### GIVEN INSTRUCTION
Quote the records below in full, exactly as given, with the images taken out.

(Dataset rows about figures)
------------------------------------------------------------

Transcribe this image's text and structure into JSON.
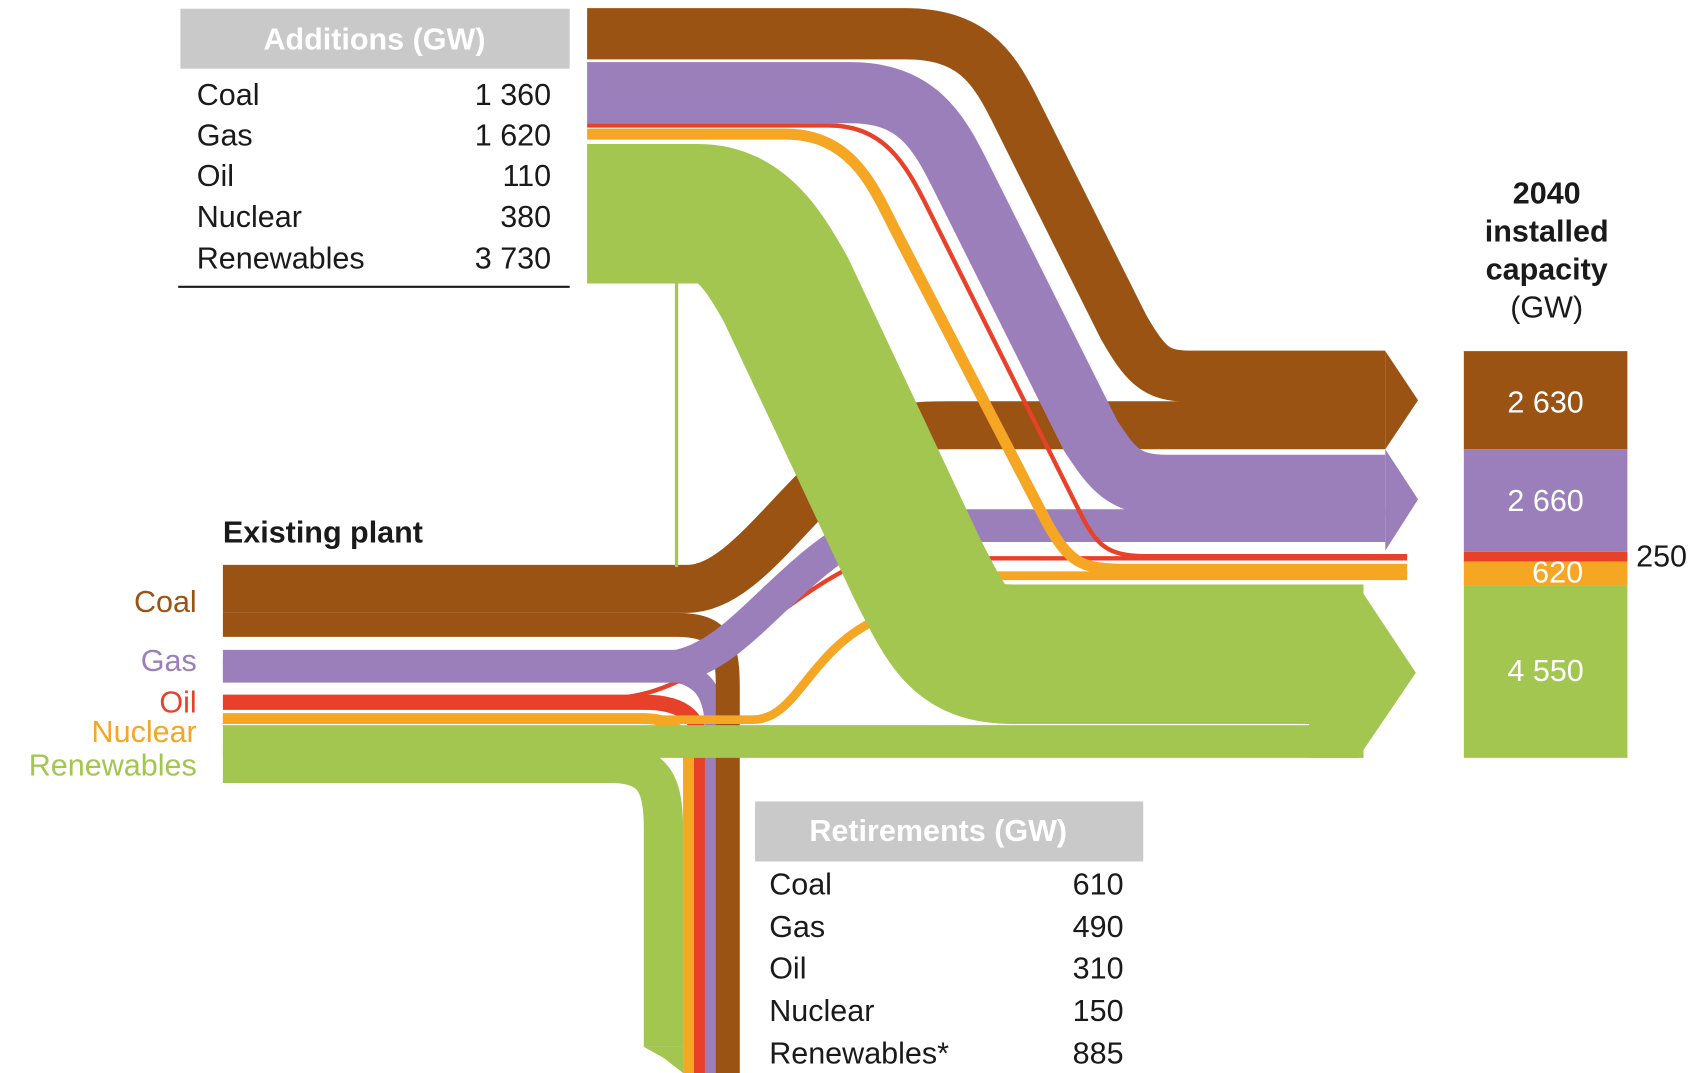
{
  "additions": {
    "title": "Additions (GW)",
    "rows": [
      [
        "Coal",
        "1 360"
      ],
      [
        "Gas",
        "1 620"
      ],
      [
        "Oil",
        "110"
      ],
      [
        "Nuclear",
        "380"
      ],
      [
        "Renewables",
        "3 730"
      ]
    ]
  },
  "existing": {
    "title": "Existing plant",
    "labels": [
      "Coal",
      "Gas",
      "Oil",
      "Nuclear",
      "Renewables"
    ]
  },
  "capacity": {
    "title": [
      "2040",
      "installed",
      "capacity",
      "(GW)"
    ],
    "values": [
      "2 630",
      "2 660",
      "250",
      "620",
      "4 550"
    ]
  },
  "retirements": {
    "title": "Retirements (GW)",
    "rows": [
      [
        "Coal",
        "610"
      ],
      [
        "Gas",
        "490"
      ],
      [
        "Oil",
        "310"
      ],
      [
        "Nuclear",
        "150"
      ],
      [
        "Renewables*",
        "885"
      ]
    ]
  }
}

------------------------------------------------------------

### OUTPUT OF THE TASK
Transcribe this image's text and structure into JSON.
{
  "additions": {
    "title": "Additions (GW)",
    "rows": [
      [
        "Coal",
        "1 360"
      ],
      [
        "Gas",
        "1 620"
      ],
      [
        "Oil",
        "110"
      ],
      [
        "Nuclear",
        "380"
      ],
      [
        "Renewables",
        "3 730"
      ]
    ]
  },
  "existing": {
    "title": "Existing plant",
    "labels": [
      "Coal",
      "Gas",
      "Oil",
      "Nuclear",
      "Renewables"
    ]
  },
  "capacity": {
    "title": [
      "2040",
      "installed",
      "capacity",
      "(GW)"
    ],
    "values": [
      "2 630",
      "2 660",
      "250",
      "620",
      "4 550"
    ]
  },
  "retirements": {
    "title": "Retirements (GW)",
    "rows": [
      [
        "Coal",
        "610"
      ],
      [
        "Gas",
        "490"
      ],
      [
        "Oil",
        "310"
      ],
      [
        "Nuclear",
        "150"
      ],
      [
        "Renewables*",
        "885"
      ]
    ]
  }
}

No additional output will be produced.